Start of SOURCE MATERIAL

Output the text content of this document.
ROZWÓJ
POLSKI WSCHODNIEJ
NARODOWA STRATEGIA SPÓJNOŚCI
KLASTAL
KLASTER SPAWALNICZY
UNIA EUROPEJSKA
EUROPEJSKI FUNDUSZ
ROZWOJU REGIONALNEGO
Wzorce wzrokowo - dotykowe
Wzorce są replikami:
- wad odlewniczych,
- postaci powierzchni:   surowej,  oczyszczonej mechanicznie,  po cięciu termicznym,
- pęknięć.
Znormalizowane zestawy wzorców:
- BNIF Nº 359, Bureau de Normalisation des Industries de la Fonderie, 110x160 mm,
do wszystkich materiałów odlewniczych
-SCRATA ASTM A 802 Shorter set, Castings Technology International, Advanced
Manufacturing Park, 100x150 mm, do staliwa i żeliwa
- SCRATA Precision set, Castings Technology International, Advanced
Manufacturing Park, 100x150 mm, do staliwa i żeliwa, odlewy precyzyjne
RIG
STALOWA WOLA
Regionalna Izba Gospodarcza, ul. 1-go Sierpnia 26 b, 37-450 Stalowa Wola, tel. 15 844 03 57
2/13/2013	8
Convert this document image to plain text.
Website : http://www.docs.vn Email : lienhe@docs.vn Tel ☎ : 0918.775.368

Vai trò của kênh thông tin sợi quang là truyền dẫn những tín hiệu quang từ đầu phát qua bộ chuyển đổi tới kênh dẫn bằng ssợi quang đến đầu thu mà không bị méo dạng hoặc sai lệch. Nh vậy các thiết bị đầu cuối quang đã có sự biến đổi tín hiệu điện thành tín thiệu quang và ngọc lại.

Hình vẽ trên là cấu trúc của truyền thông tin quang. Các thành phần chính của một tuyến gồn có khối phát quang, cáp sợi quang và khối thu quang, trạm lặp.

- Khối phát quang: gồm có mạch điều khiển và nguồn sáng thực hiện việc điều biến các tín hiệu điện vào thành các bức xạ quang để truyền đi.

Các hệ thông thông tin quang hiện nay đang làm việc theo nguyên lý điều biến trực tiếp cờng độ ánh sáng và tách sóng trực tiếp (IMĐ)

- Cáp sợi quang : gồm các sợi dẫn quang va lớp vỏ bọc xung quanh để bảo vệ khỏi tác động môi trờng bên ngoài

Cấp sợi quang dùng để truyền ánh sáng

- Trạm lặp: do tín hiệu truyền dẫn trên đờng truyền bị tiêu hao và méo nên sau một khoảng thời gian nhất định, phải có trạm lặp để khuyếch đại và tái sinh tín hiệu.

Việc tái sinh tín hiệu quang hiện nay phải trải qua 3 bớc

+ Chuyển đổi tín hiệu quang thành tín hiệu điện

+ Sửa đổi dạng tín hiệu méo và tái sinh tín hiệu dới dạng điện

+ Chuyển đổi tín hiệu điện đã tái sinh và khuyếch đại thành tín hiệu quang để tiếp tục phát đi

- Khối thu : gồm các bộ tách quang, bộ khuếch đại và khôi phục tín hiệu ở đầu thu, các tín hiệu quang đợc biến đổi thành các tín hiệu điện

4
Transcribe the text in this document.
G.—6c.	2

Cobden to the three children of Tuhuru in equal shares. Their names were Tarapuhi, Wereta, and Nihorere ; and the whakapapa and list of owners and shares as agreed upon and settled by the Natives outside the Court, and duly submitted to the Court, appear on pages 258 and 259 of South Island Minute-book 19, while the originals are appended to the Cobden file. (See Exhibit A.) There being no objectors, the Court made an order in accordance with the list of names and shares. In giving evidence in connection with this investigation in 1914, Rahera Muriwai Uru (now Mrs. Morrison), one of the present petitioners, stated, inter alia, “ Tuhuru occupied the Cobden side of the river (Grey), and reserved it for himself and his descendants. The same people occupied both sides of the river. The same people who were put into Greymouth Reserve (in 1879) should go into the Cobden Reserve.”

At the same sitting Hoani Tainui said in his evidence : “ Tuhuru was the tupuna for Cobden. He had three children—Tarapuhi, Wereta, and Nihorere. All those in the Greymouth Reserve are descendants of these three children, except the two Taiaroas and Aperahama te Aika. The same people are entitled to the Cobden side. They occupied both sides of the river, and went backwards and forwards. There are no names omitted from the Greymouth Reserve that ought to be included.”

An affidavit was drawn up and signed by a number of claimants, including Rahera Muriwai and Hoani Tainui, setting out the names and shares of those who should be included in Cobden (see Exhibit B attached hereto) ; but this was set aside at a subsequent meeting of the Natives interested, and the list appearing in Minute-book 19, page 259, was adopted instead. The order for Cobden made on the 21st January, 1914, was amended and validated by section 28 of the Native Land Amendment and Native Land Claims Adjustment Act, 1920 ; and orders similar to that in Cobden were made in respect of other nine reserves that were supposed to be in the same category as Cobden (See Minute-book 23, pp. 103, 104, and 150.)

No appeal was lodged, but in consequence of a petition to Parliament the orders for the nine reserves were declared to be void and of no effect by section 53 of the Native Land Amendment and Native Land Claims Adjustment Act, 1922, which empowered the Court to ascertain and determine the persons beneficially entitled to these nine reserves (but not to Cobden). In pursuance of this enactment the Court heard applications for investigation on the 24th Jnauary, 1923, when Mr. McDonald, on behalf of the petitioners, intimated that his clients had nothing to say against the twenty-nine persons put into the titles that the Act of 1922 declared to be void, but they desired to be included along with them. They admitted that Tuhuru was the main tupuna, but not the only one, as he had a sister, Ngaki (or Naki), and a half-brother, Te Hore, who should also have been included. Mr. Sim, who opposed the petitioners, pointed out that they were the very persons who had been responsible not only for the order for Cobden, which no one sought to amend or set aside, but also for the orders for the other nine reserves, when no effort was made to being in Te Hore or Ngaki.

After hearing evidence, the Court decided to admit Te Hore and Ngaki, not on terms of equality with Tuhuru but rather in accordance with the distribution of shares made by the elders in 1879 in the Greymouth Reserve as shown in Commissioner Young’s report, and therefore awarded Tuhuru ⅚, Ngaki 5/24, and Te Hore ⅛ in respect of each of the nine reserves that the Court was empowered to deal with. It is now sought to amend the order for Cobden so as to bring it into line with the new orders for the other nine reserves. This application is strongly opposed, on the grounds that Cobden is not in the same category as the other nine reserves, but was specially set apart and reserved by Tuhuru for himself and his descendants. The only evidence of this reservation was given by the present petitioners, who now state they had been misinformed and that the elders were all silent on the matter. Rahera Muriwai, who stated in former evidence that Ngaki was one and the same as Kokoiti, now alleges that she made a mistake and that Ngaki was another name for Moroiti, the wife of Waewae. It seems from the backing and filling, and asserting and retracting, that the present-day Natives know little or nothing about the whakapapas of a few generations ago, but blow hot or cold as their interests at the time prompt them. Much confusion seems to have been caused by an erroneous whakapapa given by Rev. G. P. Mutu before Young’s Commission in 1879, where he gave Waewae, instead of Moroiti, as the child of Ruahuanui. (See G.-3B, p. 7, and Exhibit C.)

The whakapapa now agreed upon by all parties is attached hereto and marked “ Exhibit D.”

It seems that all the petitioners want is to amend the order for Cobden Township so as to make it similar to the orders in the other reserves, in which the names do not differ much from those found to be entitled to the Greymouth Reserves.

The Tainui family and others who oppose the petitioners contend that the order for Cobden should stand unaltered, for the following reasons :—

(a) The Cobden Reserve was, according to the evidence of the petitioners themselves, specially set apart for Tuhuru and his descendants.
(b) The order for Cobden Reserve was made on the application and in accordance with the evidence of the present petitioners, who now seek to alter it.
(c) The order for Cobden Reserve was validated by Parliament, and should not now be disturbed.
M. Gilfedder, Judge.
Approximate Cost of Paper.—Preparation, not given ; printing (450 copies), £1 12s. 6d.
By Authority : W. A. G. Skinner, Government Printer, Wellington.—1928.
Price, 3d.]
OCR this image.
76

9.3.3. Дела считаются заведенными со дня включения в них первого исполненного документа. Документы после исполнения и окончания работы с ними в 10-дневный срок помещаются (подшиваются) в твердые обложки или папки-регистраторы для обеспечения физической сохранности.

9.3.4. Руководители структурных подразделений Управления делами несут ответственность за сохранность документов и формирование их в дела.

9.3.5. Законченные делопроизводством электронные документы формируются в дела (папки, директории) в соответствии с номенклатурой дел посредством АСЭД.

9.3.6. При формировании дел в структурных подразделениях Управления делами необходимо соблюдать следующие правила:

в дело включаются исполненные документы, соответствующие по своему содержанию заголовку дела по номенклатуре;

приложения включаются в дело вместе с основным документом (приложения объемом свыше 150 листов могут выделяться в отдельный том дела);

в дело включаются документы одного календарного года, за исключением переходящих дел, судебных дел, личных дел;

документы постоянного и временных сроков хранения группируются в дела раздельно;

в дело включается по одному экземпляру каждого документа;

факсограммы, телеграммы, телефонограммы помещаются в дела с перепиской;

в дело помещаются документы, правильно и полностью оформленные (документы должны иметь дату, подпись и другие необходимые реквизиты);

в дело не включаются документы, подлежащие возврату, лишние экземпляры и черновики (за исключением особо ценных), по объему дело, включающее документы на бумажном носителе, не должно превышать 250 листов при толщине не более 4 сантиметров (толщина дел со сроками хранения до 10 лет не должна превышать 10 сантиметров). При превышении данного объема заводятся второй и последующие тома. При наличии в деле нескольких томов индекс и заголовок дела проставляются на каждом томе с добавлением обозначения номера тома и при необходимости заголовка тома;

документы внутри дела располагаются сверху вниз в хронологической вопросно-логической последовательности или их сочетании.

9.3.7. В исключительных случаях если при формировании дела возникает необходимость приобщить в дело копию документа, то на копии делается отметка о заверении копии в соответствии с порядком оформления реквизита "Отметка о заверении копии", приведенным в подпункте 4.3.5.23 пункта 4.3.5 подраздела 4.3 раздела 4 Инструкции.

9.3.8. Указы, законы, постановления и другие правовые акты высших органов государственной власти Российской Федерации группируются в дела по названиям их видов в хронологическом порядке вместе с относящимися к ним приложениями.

End of SOURCE MATERIAL

DIRECTIONS: Find every line containing the word "dạng", then give the total and nothing more.

PROBLEM SOLUTION: 2